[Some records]
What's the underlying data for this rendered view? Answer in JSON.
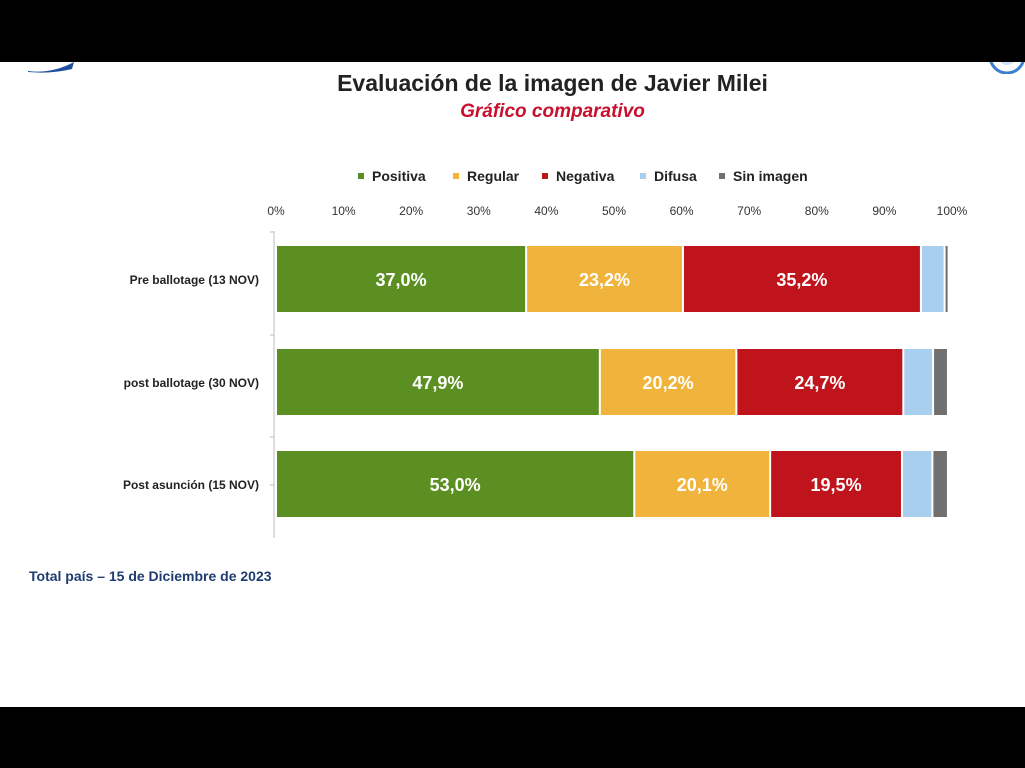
{
  "slide": {
    "title": "Evaluación de la imagen de Javier Milei",
    "subtitle": "Gráfico comparativo",
    "footer": "Total país – 15 de Diciembre de 2023"
  },
  "chart_data": {
    "type": "bar",
    "orientation": "horizontal",
    "stacked": true,
    "categories": [
      "Pre ballotage (13 NOV)",
      "post ballotage (30 NOV)",
      "Post asunción (15 NOV)"
    ],
    "series": [
      {
        "name": "Positiva",
        "color": "#5b8f22",
        "values": [
          37.0,
          47.9,
          53.0
        ],
        "labels": [
          "37,0%",
          "47,9%",
          "53,0%"
        ]
      },
      {
        "name": "Regular",
        "color": "#f0b43c",
        "values": [
          23.2,
          20.2,
          20.1
        ],
        "labels": [
          "23,2%",
          "20,2%",
          "20,1%"
        ]
      },
      {
        "name": "Negativa",
        "color": "#c0141c",
        "values": [
          35.2,
          24.7,
          19.5
        ],
        "labels": [
          "35,2%",
          "24,7%",
          "19,5%"
        ]
      },
      {
        "name": "Difusa",
        "color": "#a9cfee",
        "values": [
          3.5,
          4.4,
          4.5
        ],
        "labels": [
          "",
          "",
          ""
        ]
      },
      {
        "name": "Sin imagen",
        "color": "#707070",
        "values": [
          0.6,
          2.2,
          2.3
        ],
        "labels": [
          "",
          "",
          ""
        ]
      }
    ],
    "xlim": [
      0,
      100
    ],
    "xticks": [
      "0%",
      "10%",
      "20%",
      "30%",
      "40%",
      "50%",
      "60%",
      "70%",
      "80%",
      "90%",
      "100%"
    ],
    "legend": "top",
    "grid": false
  }
}
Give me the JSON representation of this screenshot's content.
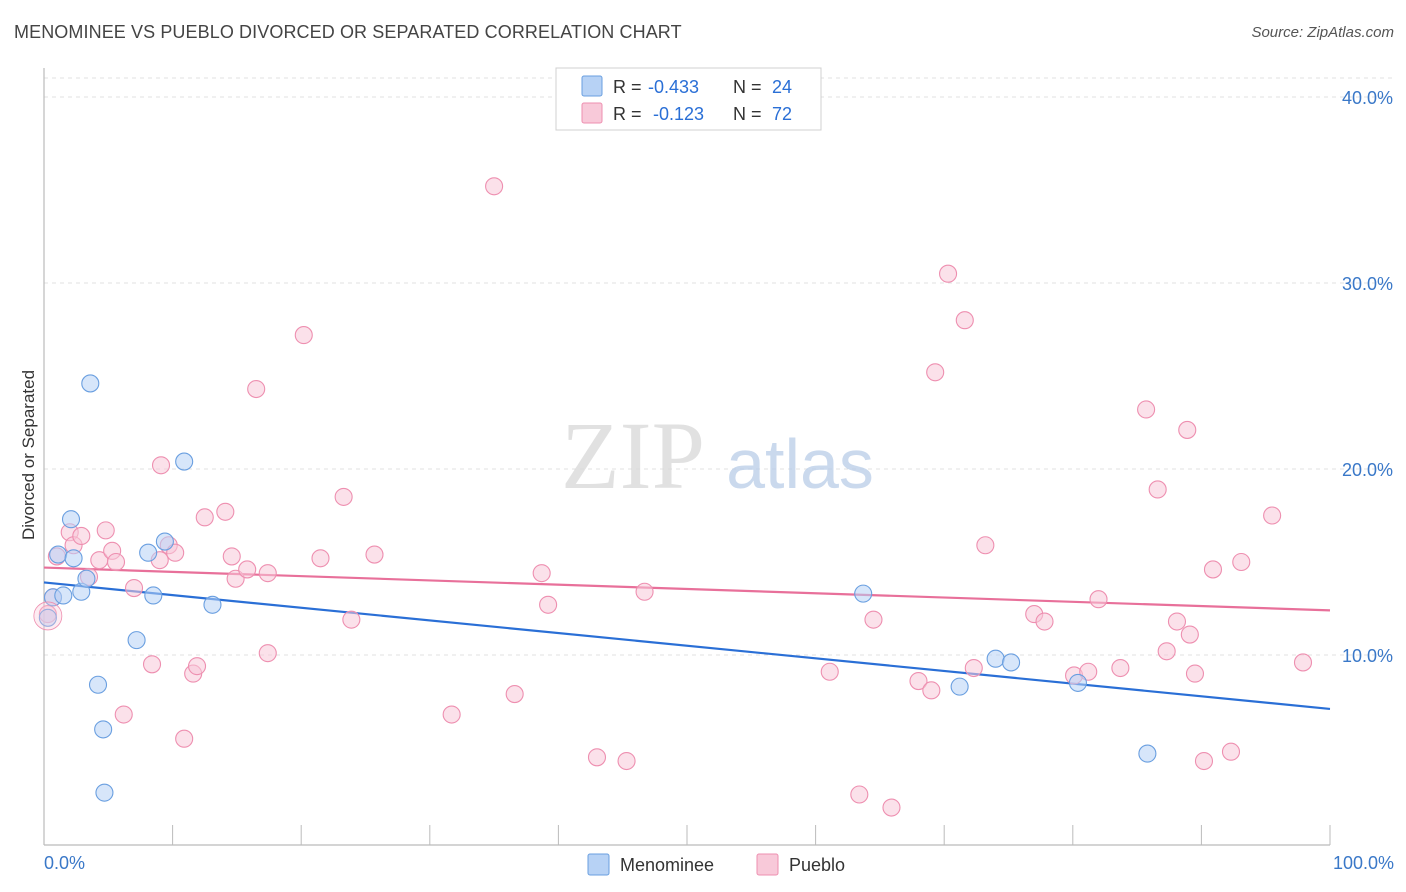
{
  "title": "MENOMINEE VS PUEBLO DIVORCED OR SEPARATED CORRELATION CHART",
  "source": "Source: ZipAtlas.com",
  "watermark": {
    "zip": "ZIP",
    "atlas": "atlas"
  },
  "colors": {
    "blue": "#6a9fe0",
    "blue_fill": "#b7d2f5",
    "blue_line": "#2a6fd6",
    "pink": "#ee8fb0",
    "pink_fill": "#f8c9d9",
    "pink_line": "#e8709a",
    "axis_label": "#3a78c8",
    "grid": "#e0e0e0"
  },
  "chart_data": {
    "type": "scatter",
    "title": "MENOMINEE VS PUEBLO DIVORCED OR SEPARATED CORRELATION CHART",
    "xlabel": "",
    "ylabel": "Divorced or Separated",
    "xlim": [
      0,
      100
    ],
    "ylim": [
      0,
      42
    ],
    "x_tick_labels": [
      "0.0%",
      "100.0%"
    ],
    "y_ticks": [
      10,
      20,
      30,
      40
    ],
    "y_tick_labels": [
      "10.0%",
      "20.0%",
      "30.0%",
      "40.0%"
    ],
    "legend": [
      {
        "name": "Menominee",
        "r_label": "R =",
        "r_value": "-0.433",
        "n_label": "N =",
        "n_value": "24"
      },
      {
        "name": "Pueblo",
        "r_label": "R =",
        "r_value": "-0.123",
        "n_label": "N =",
        "n_value": "72"
      }
    ],
    "series": [
      {
        "name": "Menominee",
        "trend": {
          "x": [
            0,
            100
          ],
          "y": [
            13.9,
            7.1
          ]
        },
        "points": [
          [
            0.3,
            12.0
          ],
          [
            0.7,
            13.1
          ],
          [
            1.1,
            15.4
          ],
          [
            1.5,
            13.2
          ],
          [
            2.1,
            17.3
          ],
          [
            2.3,
            15.2
          ],
          [
            2.9,
            13.4
          ],
          [
            3.3,
            14.1
          ],
          [
            3.6,
            24.6
          ],
          [
            4.2,
            8.4
          ],
          [
            4.6,
            6.0
          ],
          [
            4.7,
            2.6
          ],
          [
            7.2,
            10.8
          ],
          [
            8.1,
            15.5
          ],
          [
            8.5,
            13.2
          ],
          [
            9.4,
            16.1
          ],
          [
            10.9,
            20.4
          ],
          [
            13.1,
            12.7
          ],
          [
            63.7,
            13.3
          ],
          [
            71.2,
            8.3
          ],
          [
            74.0,
            9.8
          ],
          [
            75.2,
            9.6
          ],
          [
            80.4,
            8.5
          ],
          [
            85.8,
            4.7
          ]
        ]
      },
      {
        "name": "Pueblo",
        "trend": {
          "x": [
            0,
            100
          ],
          "y": [
            14.7,
            12.4
          ]
        },
        "points": [
          [
            0.3,
            12.2
          ],
          [
            0.7,
            13.1
          ],
          [
            1.0,
            15.3
          ],
          [
            2.0,
            16.6
          ],
          [
            2.3,
            15.9
          ],
          [
            2.9,
            16.4
          ],
          [
            3.5,
            14.2
          ],
          [
            4.3,
            15.1
          ],
          [
            4.8,
            16.7
          ],
          [
            5.3,
            15.6
          ],
          [
            5.6,
            15.0
          ],
          [
            6.2,
            6.8
          ],
          [
            7.0,
            13.6
          ],
          [
            8.4,
            9.5
          ],
          [
            9.1,
            20.2
          ],
          [
            9.0,
            15.1
          ],
          [
            9.7,
            15.9
          ],
          [
            10.2,
            15.5
          ],
          [
            10.9,
            5.5
          ],
          [
            11.6,
            9.0
          ],
          [
            11.9,
            9.4
          ],
          [
            12.5,
            17.4
          ],
          [
            14.1,
            17.7
          ],
          [
            14.6,
            15.3
          ],
          [
            14.9,
            14.1
          ],
          [
            15.8,
            14.6
          ],
          [
            16.5,
            24.3
          ],
          [
            17.4,
            14.4
          ],
          [
            17.4,
            10.1
          ],
          [
            20.2,
            27.2
          ],
          [
            21.5,
            15.2
          ],
          [
            23.3,
            18.5
          ],
          [
            23.9,
            11.9
          ],
          [
            25.7,
            15.4
          ],
          [
            31.7,
            6.8
          ],
          [
            35.0,
            35.2
          ],
          [
            36.6,
            7.9
          ],
          [
            38.7,
            14.4
          ],
          [
            39.2,
            12.7
          ],
          [
            43.0,
            4.5
          ],
          [
            45.3,
            4.3
          ],
          [
            46.7,
            13.4
          ],
          [
            61.1,
            9.1
          ],
          [
            63.4,
            2.5
          ],
          [
            64.5,
            11.9
          ],
          [
            65.9,
            1.8
          ],
          [
            68.0,
            8.6
          ],
          [
            69.0,
            8.1
          ],
          [
            69.3,
            25.2
          ],
          [
            70.3,
            30.5
          ],
          [
            71.6,
            28.0
          ],
          [
            72.3,
            9.3
          ],
          [
            73.2,
            15.9
          ],
          [
            77.0,
            12.2
          ],
          [
            77.8,
            11.8
          ],
          [
            80.1,
            8.9
          ],
          [
            81.2,
            9.1
          ],
          [
            82.0,
            13.0
          ],
          [
            83.7,
            9.3
          ],
          [
            85.7,
            23.2
          ],
          [
            86.6,
            18.9
          ],
          [
            87.3,
            10.2
          ],
          [
            88.1,
            11.8
          ],
          [
            88.9,
            22.1
          ],
          [
            89.1,
            11.1
          ],
          [
            89.5,
            9.0
          ],
          [
            90.2,
            4.3
          ],
          [
            90.9,
            14.6
          ],
          [
            92.3,
            4.8
          ],
          [
            93.1,
            15.0
          ],
          [
            95.5,
            17.5
          ],
          [
            97.9,
            9.6
          ]
        ]
      }
    ]
  }
}
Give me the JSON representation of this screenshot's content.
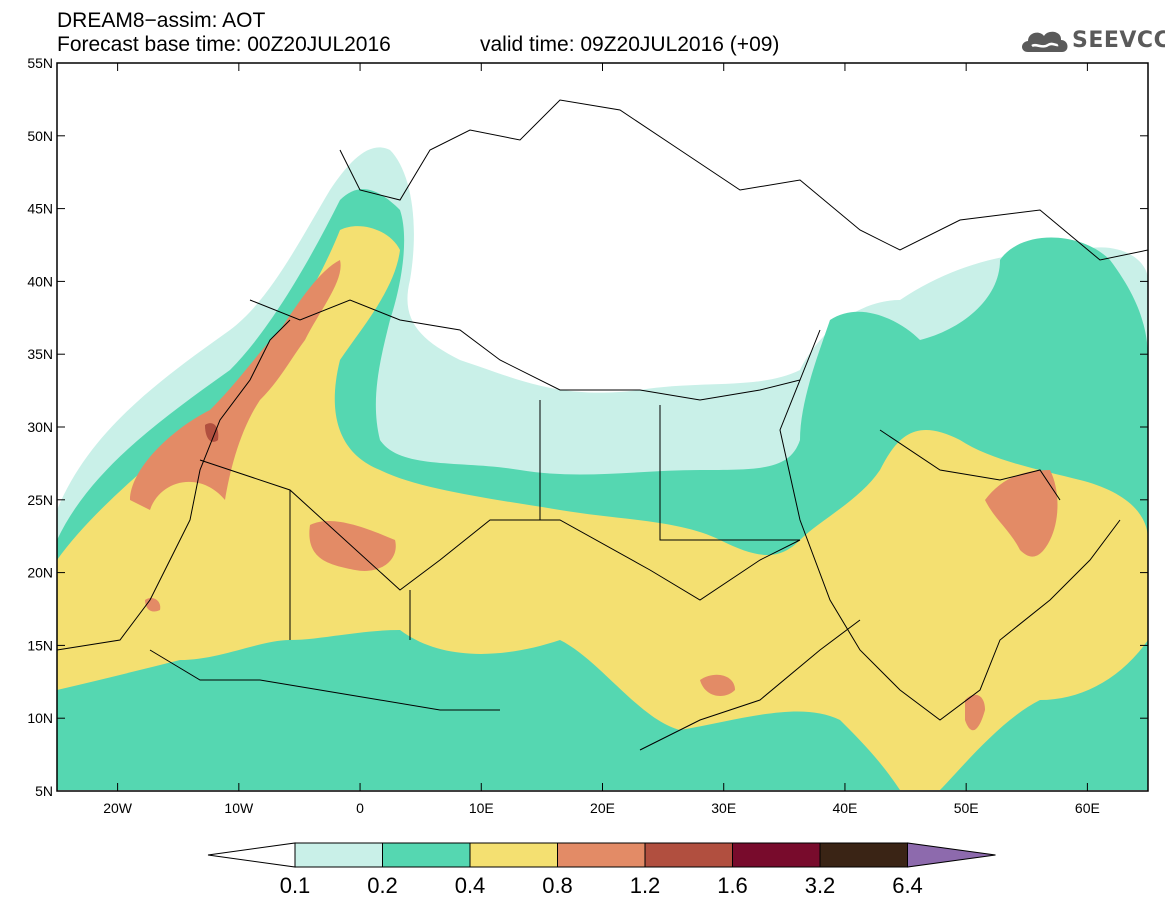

Work instructions
Pictures in the records above are not copied; print everything else exactly.

The completed task
What's the underlying data for this rendered view? Answer in JSON.
{
  "slide": {
    "title": "Evaluación de la imagen de Javier Milei",
    "subtitle": "Gráfico comparativo",
    "footer": "Total país – 15 de Diciembre de 2023"
  },
  "chart_data": {
    "type": "bar",
    "orientation": "horizontal",
    "stacked": true,
    "categories": [
      "Pre ballotage (13 NOV)",
      "post ballotage (30 NOV)",
      "Post asunción (15 NOV)"
    ],
    "series": [
      {
        "name": "Positiva",
        "color": "#5b8f22",
        "values": [
          37.0,
          47.9,
          53.0
        ],
        "labels": [
          "37,0%",
          "47,9%",
          "53,0%"
        ]
      },
      {
        "name": "Regular",
        "color": "#f0b43c",
        "values": [
          23.2,
          20.2,
          20.1
        ],
        "labels": [
          "23,2%",
          "20,2%",
          "20,1%"
        ]
      },
      {
        "name": "Negativa",
        "color": "#c0141c",
        "values": [
          35.2,
          24.7,
          19.5
        ],
        "labels": [
          "35,2%",
          "24,7%",
          "19,5%"
        ]
      },
      {
        "name": "Difusa",
        "color": "#a9cfee",
        "values": [
          3.5,
          4.4,
          4.5
        ],
        "labels": [
          "",
          "",
          ""
        ]
      },
      {
        "name": "Sin imagen",
        "color": "#707070",
        "values": [
          0.6,
          2.2,
          2.3
        ],
        "labels": [
          "",
          "",
          ""
        ]
      }
    ],
    "xlim": [
      0,
      100
    ],
    "xticks": [
      "0%",
      "10%",
      "20%",
      "30%",
      "40%",
      "50%",
      "60%",
      "70%",
      "80%",
      "90%",
      "100%"
    ],
    "legend": "top",
    "grid": false
  }
}
Give me the JSON representation of this screenshot's content.
{
  "title": "MENOMINEE VS PUEBLO DIVORCED OR SEPARATED CORRELATION CHART",
  "source": "Source: ZipAtlas.com",
  "watermark": {
    "zip": "ZIP",
    "atlas": "atlas"
  },
  "colors": {
    "blue": "#6a9fe0",
    "blue_fill": "#b7d2f5",
    "blue_line": "#2a6fd6",
    "pink": "#ee8fb0",
    "pink_fill": "#f8c9d9",
    "pink_line": "#e8709a",
    "axis_label": "#3a78c8",
    "grid": "#e0e0e0"
  },
  "chart_data": {
    "type": "scatter",
    "title": "MENOMINEE VS PUEBLO DIVORCED OR SEPARATED CORRELATION CHART",
    "xlabel": "",
    "ylabel": "Divorced or Separated",
    "xlim": [
      0,
      100
    ],
    "ylim": [
      0,
      42
    ],
    "x_tick_labels": [
      "0.0%",
      "100.0%"
    ],
    "y_ticks": [
      10,
      20,
      30,
      40
    ],
    "y_tick_labels": [
      "10.0%",
      "20.0%",
      "30.0%",
      "40.0%"
    ],
    "legend": [
      {
        "name": "Menominee",
        "r_label": "R =",
        "r_value": "-0.433",
        "n_label": "N =",
        "n_value": "24"
      },
      {
        "name": "Pueblo",
        "r_label": "R =",
        "r_value": "-0.123",
        "n_label": "N =",
        "n_value": "72"
      }
    ],
    "series": [
      {
        "name": "Menominee",
        "trend": {
          "x": [
            0,
            100
          ],
          "y": [
            13.9,
            7.1
          ]
        },
        "points": [
          [
            0.3,
            12.0
          ],
          [
            0.7,
            13.1
          ],
          [
            1.1,
            15.4
          ],
          [
            1.5,
            13.2
          ],
          [
            2.1,
            17.3
          ],
          [
            2.3,
            15.2
          ],
          [
            2.9,
            13.4
          ],
          [
            3.3,
            14.1
          ],
          [
            3.6,
            24.6
          ],
          [
            4.2,
            8.4
          ],
          [
            4.6,
            6.0
          ],
          [
            4.7,
            2.6
          ],
          [
            7.2,
            10.8
          ],
          [
            8.1,
            15.5
          ],
          [
            8.5,
            13.2
          ],
          [
            9.4,
            16.1
          ],
          [
            10.9,
            20.4
          ],
          [
            13.1,
            12.7
          ],
          [
            63.7,
            13.3
          ],
          [
            71.2,
            8.3
          ],
          [
            74.0,
            9.8
          ],
          [
            75.2,
            9.6
          ],
          [
            80.4,
            8.5
          ],
          [
            85.8,
            4.7
          ]
        ]
      },
      {
        "name": "Pueblo",
        "trend": {
          "x": [
            0,
            100
          ],
          "y": [
            14.7,
            12.4
          ]
        },
        "points": [
          [
            0.3,
            12.2
          ],
          [
            0.7,
            13.1
          ],
          [
            1.0,
            15.3
          ],
          [
            2.0,
            16.6
          ],
          [
            2.3,
            15.9
          ],
          [
            2.9,
            16.4
          ],
          [
            3.5,
            14.2
          ],
          [
            4.3,
            15.1
          ],
          [
            4.8,
            16.7
          ],
          [
            5.3,
            15.6
          ],
          [
            5.6,
            15.0
          ],
          [
            6.2,
            6.8
          ],
          [
            7.0,
            13.6
          ],
          [
            8.4,
            9.5
          ],
          [
            9.1,
            20.2
          ],
          [
            9.0,
            15.1
          ],
          [
            9.7,
            15.9
          ],
          [
            10.2,
            15.5
          ],
          [
            10.9,
            5.5
          ],
          [
            11.6,
            9.0
          ],
          [
            11.9,
            9.4
          ],
          [
            12.5,
            17.4
          ],
          [
            14.1,
            17.7
          ],
          [
            14.6,
            15.3
          ],
          [
            14.9,
            14.1
          ],
          [
            15.8,
            14.6
          ],
          [
            16.5,
            24.3
          ],
          [
            17.4,
            14.4
          ],
          [
            17.4,
            10.1
          ],
          [
            20.2,
            27.2
          ],
          [
            21.5,
            15.2
          ],
          [
            23.3,
            18.5
          ],
          [
            23.9,
            11.9
          ],
          [
            25.7,
            15.4
          ],
          [
            31.7,
            6.8
          ],
          [
            35.0,
            35.2
          ],
          [
            36.6,
            7.9
          ],
          [
            38.7,
            14.4
          ],
          [
            39.2,
            12.7
          ],
          [
            43.0,
            4.5
          ],
          [
            45.3,
            4.3
          ],
          [
            46.7,
            13.4
          ],
          [
            61.1,
            9.1
          ],
          [
            63.4,
            2.5
          ],
          [
            64.5,
            11.9
          ],
          [
            65.9,
            1.8
          ],
          [
            68.0,
            8.6
          ],
          [
            69.0,
            8.1
          ],
          [
            69.3,
            25.2
          ],
          [
            70.3,
            30.5
          ],
          [
            71.6,
            28.0
          ],
          [
            72.3,
            9.3
          ],
          [
            73.2,
            15.9
          ],
          [
            77.0,
            12.2
          ],
          [
            77.8,
            11.8
          ],
          [
            80.1,
            8.9
          ],
          [
            81.2,
            9.1
          ],
          [
            82.0,
            13.0
          ],
          [
            83.7,
            9.3
          ],
          [
            85.7,
            23.2
          ],
          [
            86.6,
            18.9
          ],
          [
            87.3,
            10.2
          ],
          [
            88.1,
            11.8
          ],
          [
            88.9,
            22.1
          ],
          [
            89.1,
            11.1
          ],
          [
            89.5,
            9.0
          ],
          [
            90.2,
            4.3
          ],
          [
            90.9,
            14.6
          ],
          [
            92.3,
            4.8
          ],
          [
            93.1,
            15.0
          ],
          [
            95.5,
            17.5
          ],
          [
            97.9,
            9.6
          ]
        ]
      }
    ]
  }
}
Give me the JSON representation of this screenshot's content.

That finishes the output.